> [WHAT YOU SHOULD DO]: Nothing should be left out: output all of the entries exactly.

━━━━━ GIVEN DATA ━━━━━

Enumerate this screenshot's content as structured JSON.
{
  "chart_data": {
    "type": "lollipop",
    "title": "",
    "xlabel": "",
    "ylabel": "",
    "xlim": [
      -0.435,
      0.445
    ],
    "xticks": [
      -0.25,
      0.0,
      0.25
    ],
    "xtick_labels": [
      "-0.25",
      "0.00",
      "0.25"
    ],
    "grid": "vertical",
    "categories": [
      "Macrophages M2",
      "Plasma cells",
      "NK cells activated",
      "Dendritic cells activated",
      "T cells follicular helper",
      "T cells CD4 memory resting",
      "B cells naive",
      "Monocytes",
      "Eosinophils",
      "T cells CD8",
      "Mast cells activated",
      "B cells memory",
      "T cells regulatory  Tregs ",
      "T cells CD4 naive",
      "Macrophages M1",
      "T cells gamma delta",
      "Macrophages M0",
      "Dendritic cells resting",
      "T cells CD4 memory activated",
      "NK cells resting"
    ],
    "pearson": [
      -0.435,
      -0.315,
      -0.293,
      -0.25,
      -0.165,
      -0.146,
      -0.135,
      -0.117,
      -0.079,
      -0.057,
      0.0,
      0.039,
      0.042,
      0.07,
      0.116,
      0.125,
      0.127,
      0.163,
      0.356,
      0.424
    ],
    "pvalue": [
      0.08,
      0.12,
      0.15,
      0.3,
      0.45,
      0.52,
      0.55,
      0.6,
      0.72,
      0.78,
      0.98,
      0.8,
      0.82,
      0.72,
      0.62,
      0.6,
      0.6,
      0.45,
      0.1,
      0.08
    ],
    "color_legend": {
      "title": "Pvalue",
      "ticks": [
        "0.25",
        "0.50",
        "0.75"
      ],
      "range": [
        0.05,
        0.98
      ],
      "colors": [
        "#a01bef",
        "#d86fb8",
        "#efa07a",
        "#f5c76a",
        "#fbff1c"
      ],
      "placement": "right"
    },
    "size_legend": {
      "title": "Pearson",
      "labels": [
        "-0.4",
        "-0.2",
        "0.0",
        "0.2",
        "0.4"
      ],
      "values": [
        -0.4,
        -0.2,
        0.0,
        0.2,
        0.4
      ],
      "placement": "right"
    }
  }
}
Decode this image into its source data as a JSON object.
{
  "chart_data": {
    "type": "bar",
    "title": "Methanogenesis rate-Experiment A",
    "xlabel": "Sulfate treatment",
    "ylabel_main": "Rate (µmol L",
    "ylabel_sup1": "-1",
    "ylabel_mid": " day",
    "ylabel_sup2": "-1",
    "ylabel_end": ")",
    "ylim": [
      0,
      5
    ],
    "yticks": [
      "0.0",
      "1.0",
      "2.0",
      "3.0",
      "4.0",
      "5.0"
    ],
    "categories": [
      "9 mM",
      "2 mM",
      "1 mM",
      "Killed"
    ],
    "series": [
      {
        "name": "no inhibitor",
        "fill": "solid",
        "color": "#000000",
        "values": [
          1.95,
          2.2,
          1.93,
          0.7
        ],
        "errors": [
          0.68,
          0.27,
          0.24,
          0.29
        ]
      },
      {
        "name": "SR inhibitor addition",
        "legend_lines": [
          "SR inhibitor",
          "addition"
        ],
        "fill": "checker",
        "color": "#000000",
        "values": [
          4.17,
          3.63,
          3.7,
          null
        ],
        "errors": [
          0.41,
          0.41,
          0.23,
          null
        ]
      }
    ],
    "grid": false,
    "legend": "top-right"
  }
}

━━━━━

> [ANSWER TO THIS TASK]:
Enumerate this screenshot's content as structured JSON.
{
  "chart_data": {
    "type": "lollipop",
    "title": "",
    "xlabel": "",
    "ylabel": "",
    "xlim": [
      -0.435,
      0.445
    ],
    "xticks": [
      -0.25,
      0.0,
      0.25
    ],
    "xtick_labels": [
      "-0.25",
      "0.00",
      "0.25"
    ],
    "grid": "vertical",
    "categories": [
      "Macrophages M2",
      "Plasma cells",
      "NK cells activated",
      "Dendritic cells activated",
      "T cells follicular helper",
      "T cells CD4 memory resting",
      "B cells naive",
      "Monocytes",
      "Eosinophils",
      "T cells CD8",
      "Mast cells activated",
      "B cells memory",
      "T cells regulatory  Tregs ",
      "T cells CD4 naive",
      "Macrophages M1",
      "T cells gamma delta",
      "Macrophages M0",
      "Dendritic cells resting",
      "T cells CD4 memory activated",
      "NK cells resting"
    ],
    "pearson": [
      -0.435,
      -0.315,
      -0.293,
      -0.25,
      -0.165,
      -0.146,
      -0.135,
      -0.117,
      -0.079,
      -0.057,
      0.0,
      0.039,
      0.042,
      0.07,
      0.116,
      0.125,
      0.127,
      0.163,
      0.356,
      0.424
    ],
    "pvalue": [
      0.08,
      0.12,
      0.15,
      0.3,
      0.45,
      0.52,
      0.55,
      0.6,
      0.72,
      0.78,
      0.98,
      0.8,
      0.82,
      0.72,
      0.62,
      0.6,
      0.6,
      0.45,
      0.1,
      0.08
    ],
    "color_legend": {
      "title": "Pvalue",
      "ticks": [
        "0.25",
        "0.50",
        "0.75"
      ],
      "range": [
        0.05,
        0.98
      ],
      "colors": [
        "#a01bef",
        "#d86fb8",
        "#efa07a",
        "#f5c76a",
        "#fbff1c"
      ],
      "placement": "right"
    },
    "size_legend": {
      "title": "Pearson",
      "labels": [
        "-0.4",
        "-0.2",
        "0.0",
        "0.2",
        "0.4"
      ],
      "values": [
        -0.4,
        -0.2,
        0.0,
        0.2,
        0.4
      ],
      "placement": "right"
    }
  }
}
Decode this image into its source data as a JSON object.
{
  "chart_data": {
    "type": "bar",
    "title": "Methanogenesis rate-Experiment A",
    "xlabel": "Sulfate treatment",
    "ylabel_main": "Rate (µmol L",
    "ylabel_sup1": "-1",
    "ylabel_mid": " day",
    "ylabel_sup2": "-1",
    "ylabel_end": ")",
    "ylim": [
      0,
      5
    ],
    "yticks": [
      "0.0",
      "1.0",
      "2.0",
      "3.0",
      "4.0",
      "5.0"
    ],
    "categories": [
      "9 mM",
      "2 mM",
      "1 mM",
      "Killed"
    ],
    "series": [
      {
        "name": "no inhibitor",
        "fill": "solid",
        "color": "#000000",
        "values": [
          1.95,
          2.2,
          1.93,
          0.7
        ],
        "errors": [
          0.68,
          0.27,
          0.24,
          0.29
        ]
      },
      {
        "name": "SR inhibitor addition",
        "legend_lines": [
          "SR inhibitor",
          "addition"
        ],
        "fill": "checker",
        "color": "#000000",
        "values": [
          4.17,
          3.63,
          3.7,
          null
        ],
        "errors": [
          0.41,
          0.41,
          0.23,
          null
        ]
      }
    ],
    "grid": false,
    "legend": "top-right"
  }
}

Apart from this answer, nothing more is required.